**Exercise task:** Review the material line by line. Identify and copy every line that contains the string "Juventus".

--- BEGIN Recorded data ---

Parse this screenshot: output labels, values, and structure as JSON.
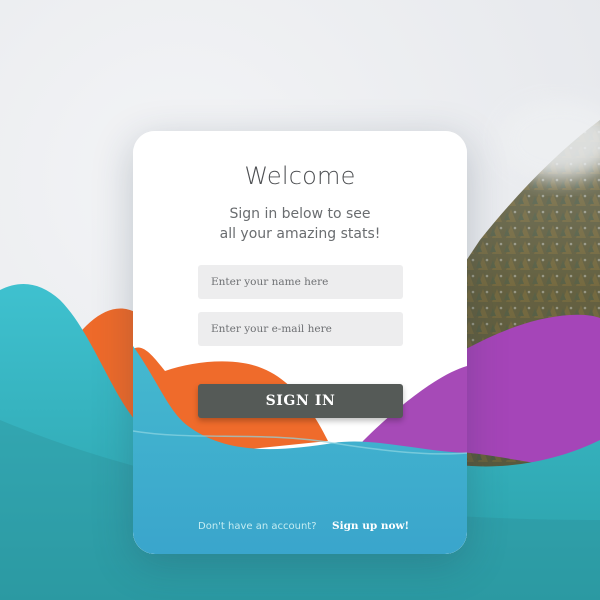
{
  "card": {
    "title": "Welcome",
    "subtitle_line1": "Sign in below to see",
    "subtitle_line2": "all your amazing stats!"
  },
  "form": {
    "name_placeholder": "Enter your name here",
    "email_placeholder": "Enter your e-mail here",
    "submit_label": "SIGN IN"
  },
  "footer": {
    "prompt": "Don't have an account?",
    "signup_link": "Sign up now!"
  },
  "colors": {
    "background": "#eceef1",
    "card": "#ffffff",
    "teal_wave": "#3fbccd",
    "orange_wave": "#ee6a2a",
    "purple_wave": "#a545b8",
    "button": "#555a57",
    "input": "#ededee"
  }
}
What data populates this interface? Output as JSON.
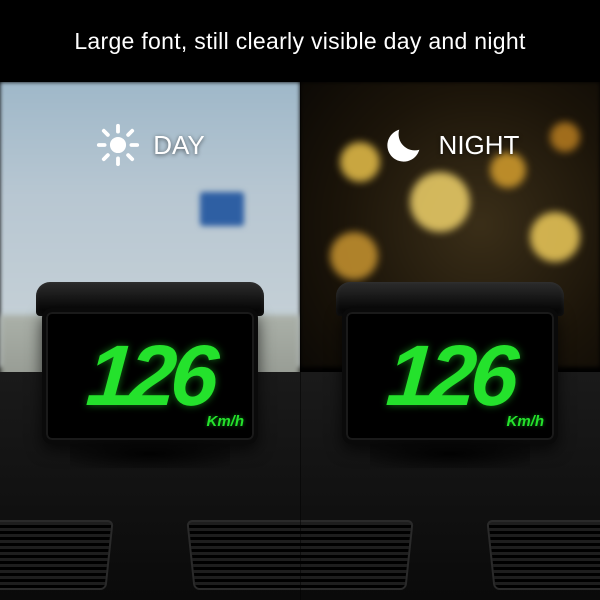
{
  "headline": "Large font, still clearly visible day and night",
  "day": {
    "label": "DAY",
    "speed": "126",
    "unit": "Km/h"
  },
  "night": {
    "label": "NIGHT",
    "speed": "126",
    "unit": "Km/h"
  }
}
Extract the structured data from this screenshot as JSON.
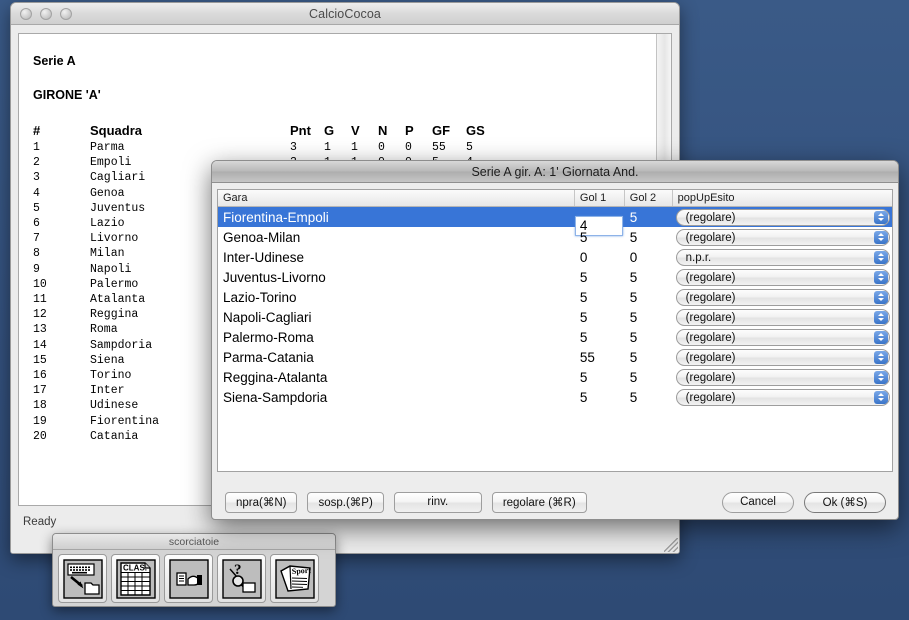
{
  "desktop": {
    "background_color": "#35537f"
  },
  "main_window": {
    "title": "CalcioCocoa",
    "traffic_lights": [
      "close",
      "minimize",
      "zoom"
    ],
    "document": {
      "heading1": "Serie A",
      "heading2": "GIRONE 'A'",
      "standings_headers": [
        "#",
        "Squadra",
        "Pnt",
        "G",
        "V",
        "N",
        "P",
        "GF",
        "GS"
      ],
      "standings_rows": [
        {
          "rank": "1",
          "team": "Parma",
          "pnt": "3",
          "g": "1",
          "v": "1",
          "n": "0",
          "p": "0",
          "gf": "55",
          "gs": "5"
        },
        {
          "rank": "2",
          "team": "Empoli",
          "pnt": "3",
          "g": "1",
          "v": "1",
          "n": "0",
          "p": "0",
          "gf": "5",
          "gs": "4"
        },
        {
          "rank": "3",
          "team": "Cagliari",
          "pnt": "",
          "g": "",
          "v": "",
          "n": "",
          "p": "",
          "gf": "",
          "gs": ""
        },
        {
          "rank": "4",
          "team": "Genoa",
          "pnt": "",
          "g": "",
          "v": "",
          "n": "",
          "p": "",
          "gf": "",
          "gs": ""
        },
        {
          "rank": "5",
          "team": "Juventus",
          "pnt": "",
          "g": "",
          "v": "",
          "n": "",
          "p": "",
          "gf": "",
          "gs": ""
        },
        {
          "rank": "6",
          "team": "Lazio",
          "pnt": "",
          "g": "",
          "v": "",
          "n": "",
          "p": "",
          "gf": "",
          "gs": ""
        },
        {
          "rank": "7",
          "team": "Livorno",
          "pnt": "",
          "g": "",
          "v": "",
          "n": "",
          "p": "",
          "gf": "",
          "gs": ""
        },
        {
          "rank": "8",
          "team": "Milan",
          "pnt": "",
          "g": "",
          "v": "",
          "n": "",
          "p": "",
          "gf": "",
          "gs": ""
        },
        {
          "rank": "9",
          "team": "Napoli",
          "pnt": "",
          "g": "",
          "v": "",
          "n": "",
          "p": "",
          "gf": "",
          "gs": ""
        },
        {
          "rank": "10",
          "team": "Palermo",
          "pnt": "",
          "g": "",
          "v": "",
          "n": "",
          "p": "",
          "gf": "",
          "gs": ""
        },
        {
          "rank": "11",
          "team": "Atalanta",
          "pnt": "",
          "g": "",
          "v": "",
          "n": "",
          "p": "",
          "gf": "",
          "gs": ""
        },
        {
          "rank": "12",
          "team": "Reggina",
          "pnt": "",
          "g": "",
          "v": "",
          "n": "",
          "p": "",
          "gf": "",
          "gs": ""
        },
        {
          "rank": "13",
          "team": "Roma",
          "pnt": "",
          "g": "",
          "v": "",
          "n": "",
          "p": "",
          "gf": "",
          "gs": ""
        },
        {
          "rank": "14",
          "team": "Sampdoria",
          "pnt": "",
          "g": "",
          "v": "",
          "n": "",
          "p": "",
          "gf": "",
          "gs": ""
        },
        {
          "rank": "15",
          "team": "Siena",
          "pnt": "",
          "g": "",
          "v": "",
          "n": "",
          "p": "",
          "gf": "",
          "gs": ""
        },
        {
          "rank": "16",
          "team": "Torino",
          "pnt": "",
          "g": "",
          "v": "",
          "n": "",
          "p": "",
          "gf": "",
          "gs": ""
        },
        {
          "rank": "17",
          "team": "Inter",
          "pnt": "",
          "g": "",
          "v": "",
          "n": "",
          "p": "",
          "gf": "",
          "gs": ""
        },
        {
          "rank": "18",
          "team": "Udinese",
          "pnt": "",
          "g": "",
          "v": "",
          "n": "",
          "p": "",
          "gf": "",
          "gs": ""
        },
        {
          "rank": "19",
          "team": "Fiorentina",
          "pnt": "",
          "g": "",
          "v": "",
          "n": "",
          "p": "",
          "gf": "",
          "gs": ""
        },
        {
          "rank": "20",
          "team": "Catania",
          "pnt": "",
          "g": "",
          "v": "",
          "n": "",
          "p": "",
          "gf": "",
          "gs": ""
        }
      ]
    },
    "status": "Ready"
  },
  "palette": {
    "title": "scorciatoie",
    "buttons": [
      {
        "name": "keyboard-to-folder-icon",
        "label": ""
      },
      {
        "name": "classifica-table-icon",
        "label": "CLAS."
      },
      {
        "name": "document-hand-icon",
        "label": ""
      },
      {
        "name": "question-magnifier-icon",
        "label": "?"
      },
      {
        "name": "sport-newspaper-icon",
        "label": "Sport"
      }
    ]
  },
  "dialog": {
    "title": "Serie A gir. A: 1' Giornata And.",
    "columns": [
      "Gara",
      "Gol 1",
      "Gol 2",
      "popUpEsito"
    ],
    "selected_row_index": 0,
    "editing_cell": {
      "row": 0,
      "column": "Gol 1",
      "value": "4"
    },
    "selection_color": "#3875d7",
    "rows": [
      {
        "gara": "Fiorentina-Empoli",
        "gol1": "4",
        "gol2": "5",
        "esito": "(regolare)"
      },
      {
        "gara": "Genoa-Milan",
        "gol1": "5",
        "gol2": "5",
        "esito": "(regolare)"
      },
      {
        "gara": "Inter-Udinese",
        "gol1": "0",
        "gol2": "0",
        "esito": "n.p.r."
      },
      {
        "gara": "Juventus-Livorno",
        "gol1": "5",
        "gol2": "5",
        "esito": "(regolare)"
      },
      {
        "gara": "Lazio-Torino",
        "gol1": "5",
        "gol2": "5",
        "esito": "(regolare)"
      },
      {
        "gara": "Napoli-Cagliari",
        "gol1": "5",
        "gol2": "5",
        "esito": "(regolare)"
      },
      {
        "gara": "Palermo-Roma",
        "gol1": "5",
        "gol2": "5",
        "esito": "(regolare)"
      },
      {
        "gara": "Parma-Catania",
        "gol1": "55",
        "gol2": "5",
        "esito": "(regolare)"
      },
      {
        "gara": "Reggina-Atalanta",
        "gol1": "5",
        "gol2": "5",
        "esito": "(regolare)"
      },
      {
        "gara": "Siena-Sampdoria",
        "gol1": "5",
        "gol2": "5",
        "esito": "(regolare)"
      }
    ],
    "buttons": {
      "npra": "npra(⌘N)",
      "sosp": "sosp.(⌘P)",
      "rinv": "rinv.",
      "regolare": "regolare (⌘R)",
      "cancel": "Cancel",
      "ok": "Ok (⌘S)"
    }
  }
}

--- END Recorded data ---

**Answer to the task:**
          "team": "Juventus",
        "gara": "Juventus-Livorno",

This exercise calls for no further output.